### GIVEN RECORDS
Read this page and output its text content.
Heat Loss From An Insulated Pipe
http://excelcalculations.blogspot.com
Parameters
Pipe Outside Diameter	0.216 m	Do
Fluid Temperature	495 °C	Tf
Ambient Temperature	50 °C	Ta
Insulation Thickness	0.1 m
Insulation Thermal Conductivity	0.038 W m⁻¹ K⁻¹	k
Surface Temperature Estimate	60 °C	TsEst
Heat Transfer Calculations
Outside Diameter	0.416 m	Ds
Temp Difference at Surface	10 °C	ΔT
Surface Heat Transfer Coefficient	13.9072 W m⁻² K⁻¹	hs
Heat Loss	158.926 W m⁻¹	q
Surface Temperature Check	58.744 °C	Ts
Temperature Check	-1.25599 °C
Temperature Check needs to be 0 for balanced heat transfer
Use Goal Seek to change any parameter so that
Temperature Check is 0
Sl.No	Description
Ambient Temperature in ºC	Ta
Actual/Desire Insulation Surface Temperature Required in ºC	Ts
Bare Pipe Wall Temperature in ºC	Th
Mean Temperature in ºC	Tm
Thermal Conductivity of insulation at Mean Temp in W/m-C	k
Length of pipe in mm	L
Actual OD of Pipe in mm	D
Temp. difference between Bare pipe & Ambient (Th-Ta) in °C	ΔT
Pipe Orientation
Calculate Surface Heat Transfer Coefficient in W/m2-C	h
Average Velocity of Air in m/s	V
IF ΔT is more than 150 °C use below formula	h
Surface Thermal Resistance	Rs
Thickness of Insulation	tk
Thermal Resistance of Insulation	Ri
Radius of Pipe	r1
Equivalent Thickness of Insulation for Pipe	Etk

### EXERCISE DETAILS
Working from the listing above, pick out every line that has "Outside" and copy it.

### FINISHED TASK
Pipe Outside Diameter	0.216 m	Do
Outside Diameter	0.416 m	Ds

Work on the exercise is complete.